- [実施する作業]:
[1] 映画「生きる」の紹介文で出演者として名前が挙げられている俳優を、すべて書き出してください。
[2] 映画「生きる」の紹介文を、最後の文に続けて書き進めてください。

- [文書抜粋]:
_ _ _ _

「生きる」1952年日 評価4.9


監督:黒澤明
出演:志村喬、小田切みき、藤原釜足、山田巳之助、金子信雄、伊藤雄之助他

1986年、1987年、1990年、2024年5月観賞

 市役所に30年間無欠勤を続け市民課長となっていた渡辺だったが、お役所仕事の中で時間を潰しながら生きていた。体の変調を感じ病院に行ったところ、軽い胃潰瘍と言われたが、待合室の男との話で自分は胃癌で余命いくばくもないことを悟る。その運命をどう受け入れるかの判断がつかない渡辺だったが、かつての同僚で、お役所仕事がつまらずに玩具工場に転職した若い女性との話で、何か自分でも残せるものがあると一念発起する。

_ _ _ _

- [提供資料]:
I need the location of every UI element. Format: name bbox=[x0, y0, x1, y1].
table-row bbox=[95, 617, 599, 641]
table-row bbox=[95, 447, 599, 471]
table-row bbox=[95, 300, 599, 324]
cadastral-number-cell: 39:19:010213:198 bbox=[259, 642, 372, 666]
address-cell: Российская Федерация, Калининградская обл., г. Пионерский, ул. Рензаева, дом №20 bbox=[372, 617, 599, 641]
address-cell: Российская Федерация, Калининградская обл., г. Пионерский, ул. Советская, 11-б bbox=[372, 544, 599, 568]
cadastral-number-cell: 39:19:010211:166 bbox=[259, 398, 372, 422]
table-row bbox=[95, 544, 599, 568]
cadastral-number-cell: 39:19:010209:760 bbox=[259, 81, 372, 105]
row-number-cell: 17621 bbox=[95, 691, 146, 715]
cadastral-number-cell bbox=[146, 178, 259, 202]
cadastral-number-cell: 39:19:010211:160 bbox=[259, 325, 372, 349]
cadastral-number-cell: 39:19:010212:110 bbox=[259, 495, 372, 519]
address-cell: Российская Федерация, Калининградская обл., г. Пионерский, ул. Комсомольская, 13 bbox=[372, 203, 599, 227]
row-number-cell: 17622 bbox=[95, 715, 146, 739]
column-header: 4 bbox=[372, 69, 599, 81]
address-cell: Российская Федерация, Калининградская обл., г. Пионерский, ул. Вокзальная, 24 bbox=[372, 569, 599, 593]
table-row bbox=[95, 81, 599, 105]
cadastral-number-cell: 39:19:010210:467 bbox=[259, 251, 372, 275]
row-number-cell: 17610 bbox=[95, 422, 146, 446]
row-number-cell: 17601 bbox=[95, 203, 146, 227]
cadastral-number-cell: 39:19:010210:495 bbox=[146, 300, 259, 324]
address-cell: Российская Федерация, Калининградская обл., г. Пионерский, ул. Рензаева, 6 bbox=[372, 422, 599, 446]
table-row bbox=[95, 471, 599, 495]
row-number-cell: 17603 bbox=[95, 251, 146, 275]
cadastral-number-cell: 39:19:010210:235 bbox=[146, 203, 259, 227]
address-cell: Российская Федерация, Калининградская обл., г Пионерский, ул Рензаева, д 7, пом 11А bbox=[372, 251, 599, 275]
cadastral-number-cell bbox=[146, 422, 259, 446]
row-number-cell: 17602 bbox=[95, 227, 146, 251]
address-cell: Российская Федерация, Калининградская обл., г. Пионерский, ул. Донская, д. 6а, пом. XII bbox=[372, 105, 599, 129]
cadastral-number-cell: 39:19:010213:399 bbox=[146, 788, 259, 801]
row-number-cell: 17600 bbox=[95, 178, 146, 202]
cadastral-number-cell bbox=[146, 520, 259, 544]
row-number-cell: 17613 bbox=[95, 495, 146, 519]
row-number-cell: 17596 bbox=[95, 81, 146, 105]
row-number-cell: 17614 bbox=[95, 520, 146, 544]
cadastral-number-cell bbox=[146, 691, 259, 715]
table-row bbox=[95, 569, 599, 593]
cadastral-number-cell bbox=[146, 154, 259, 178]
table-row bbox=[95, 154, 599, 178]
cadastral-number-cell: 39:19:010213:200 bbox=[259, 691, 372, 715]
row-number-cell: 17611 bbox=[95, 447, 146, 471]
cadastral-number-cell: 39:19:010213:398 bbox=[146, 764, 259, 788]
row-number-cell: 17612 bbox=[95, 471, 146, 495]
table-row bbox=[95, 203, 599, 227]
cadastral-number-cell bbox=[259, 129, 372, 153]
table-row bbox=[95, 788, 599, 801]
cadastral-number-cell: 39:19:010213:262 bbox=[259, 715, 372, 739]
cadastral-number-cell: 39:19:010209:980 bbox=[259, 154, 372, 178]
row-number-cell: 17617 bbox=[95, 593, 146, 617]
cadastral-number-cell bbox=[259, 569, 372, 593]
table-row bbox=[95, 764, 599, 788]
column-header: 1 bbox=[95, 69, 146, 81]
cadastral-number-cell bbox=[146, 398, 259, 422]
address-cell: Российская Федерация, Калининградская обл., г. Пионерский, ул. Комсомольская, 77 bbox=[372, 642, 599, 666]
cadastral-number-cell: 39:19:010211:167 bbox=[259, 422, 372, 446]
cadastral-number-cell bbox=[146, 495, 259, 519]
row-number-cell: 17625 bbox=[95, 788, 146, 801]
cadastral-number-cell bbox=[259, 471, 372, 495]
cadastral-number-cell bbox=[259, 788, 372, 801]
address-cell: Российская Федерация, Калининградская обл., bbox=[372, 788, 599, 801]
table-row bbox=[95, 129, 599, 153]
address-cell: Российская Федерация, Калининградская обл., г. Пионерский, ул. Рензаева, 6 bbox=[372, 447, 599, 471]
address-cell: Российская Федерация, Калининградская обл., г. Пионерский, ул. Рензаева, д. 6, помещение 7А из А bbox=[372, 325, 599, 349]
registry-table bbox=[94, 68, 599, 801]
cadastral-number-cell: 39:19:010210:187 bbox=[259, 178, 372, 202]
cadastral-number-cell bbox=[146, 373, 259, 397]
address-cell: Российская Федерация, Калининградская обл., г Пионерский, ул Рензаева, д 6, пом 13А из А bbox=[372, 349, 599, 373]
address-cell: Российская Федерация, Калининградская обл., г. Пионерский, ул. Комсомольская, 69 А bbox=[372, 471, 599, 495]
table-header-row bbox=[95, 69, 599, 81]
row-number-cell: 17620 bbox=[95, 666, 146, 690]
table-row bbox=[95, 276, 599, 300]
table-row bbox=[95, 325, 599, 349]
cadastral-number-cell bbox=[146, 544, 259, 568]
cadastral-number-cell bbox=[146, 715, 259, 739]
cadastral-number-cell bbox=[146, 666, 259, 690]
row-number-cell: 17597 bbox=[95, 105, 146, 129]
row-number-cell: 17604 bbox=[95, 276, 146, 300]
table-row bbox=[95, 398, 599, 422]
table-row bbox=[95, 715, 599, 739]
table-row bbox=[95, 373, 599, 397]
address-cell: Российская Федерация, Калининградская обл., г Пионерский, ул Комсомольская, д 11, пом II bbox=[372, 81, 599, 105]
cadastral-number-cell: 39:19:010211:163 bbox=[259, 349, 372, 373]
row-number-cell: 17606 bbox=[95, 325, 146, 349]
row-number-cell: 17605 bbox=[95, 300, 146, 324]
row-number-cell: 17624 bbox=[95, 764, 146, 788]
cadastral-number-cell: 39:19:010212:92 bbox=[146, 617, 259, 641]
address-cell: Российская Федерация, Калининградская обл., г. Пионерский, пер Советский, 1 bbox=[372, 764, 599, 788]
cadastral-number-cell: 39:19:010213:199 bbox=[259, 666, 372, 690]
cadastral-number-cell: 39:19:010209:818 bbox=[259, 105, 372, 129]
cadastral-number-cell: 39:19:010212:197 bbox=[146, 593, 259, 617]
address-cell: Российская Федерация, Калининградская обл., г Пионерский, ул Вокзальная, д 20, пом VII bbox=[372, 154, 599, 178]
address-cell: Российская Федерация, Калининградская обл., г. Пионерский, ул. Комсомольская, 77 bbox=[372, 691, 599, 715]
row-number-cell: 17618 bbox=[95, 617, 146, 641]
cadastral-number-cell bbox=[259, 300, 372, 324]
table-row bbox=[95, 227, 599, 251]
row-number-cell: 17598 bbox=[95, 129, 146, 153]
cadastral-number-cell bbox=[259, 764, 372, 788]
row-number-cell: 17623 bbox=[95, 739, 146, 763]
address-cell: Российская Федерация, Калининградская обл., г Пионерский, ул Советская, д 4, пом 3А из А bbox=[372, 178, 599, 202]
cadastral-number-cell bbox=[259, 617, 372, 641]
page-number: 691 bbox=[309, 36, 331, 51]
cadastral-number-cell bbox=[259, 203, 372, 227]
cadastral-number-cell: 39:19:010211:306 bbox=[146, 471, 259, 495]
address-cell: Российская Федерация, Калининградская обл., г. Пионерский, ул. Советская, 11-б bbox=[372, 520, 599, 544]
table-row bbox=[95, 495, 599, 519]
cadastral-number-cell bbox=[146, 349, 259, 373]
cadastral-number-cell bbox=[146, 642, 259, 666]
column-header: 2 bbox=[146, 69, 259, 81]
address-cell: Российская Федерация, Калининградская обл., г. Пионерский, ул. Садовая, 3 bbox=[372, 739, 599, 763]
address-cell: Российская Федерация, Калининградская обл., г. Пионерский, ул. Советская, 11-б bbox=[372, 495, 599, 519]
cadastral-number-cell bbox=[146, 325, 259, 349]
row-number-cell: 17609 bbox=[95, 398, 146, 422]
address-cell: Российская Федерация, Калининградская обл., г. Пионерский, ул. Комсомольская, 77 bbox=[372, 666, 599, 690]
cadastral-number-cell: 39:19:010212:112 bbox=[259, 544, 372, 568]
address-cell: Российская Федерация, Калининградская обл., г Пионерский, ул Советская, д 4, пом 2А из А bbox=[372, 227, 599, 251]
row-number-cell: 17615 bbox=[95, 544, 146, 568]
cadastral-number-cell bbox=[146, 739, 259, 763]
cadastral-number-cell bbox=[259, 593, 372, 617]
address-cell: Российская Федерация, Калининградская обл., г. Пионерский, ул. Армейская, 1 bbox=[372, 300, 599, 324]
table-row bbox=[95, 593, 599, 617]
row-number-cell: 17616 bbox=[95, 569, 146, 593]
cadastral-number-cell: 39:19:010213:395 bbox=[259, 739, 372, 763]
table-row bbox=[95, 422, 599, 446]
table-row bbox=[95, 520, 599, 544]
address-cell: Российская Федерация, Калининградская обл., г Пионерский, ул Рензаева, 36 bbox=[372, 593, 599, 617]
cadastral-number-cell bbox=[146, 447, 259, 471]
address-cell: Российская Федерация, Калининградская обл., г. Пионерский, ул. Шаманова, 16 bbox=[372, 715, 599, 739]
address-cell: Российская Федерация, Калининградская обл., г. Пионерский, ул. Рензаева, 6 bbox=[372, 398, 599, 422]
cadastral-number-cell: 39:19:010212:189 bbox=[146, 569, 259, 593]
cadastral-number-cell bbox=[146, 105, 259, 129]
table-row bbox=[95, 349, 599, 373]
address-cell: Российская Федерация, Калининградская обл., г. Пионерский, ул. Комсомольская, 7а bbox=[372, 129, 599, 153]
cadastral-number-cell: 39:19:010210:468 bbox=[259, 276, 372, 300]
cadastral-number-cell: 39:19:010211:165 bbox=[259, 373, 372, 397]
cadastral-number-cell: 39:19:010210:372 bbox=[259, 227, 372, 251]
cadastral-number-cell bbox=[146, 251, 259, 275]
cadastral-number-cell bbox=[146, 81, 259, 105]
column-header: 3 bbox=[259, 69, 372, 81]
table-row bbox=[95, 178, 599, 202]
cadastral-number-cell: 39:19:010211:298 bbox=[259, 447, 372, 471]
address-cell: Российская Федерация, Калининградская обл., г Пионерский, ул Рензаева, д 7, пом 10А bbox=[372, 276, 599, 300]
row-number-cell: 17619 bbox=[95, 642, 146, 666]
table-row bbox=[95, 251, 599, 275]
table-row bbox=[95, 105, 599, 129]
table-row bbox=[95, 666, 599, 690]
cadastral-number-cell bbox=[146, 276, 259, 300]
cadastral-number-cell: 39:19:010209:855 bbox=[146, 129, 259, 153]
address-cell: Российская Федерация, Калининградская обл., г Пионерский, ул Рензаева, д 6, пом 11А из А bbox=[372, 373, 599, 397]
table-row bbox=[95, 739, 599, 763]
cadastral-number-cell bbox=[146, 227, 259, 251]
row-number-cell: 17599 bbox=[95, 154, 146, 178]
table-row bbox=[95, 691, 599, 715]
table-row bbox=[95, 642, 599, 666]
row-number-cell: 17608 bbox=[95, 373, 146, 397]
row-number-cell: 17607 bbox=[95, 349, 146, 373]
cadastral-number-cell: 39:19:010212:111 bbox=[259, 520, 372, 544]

_ _ _ _

- [各作業の結果]:
[1] 志村喬、小田切みき、藤原釜足、山田巳之助、金子信雄、伊藤雄之助

[2]
 34年ぶりの鑑賞とはいえ、4回目になるのでストーリーなどに対する新鮮さはないものの、まず改めて唸らされるのは構成の見事さ。胃のレントゲン写真で始まり、第三者のナレーションでの整然とした背景説明と映像で物語に一気に惹き込む。渡辺が自分が胃癌だと確信するきっかけを医者からの話ではなく、第三者とのやり取りにしたのも見事。突如として渡辺の葬式の場面になる展開も驚き。また、渡辺と愛する息子とのやり取りが完全にすれ違っていること、息子を愛し息子のためだけに生きてきたという描写も端的で的確。「光男、光男…」と志村の声でずっとバックグランドで入れ続ける場面もすごい。

 それ以外にも息子と部屋に行こうとして電気が消えるところや夕陽をバックに「美しい」とつぶやく逆光のカットなど、撮影や画角構成において感動さえしてしまう場面も枚挙にいとまがなく。とにかくどこをとっても完璧で、娯楽映画の教科書とさえ言えると思う。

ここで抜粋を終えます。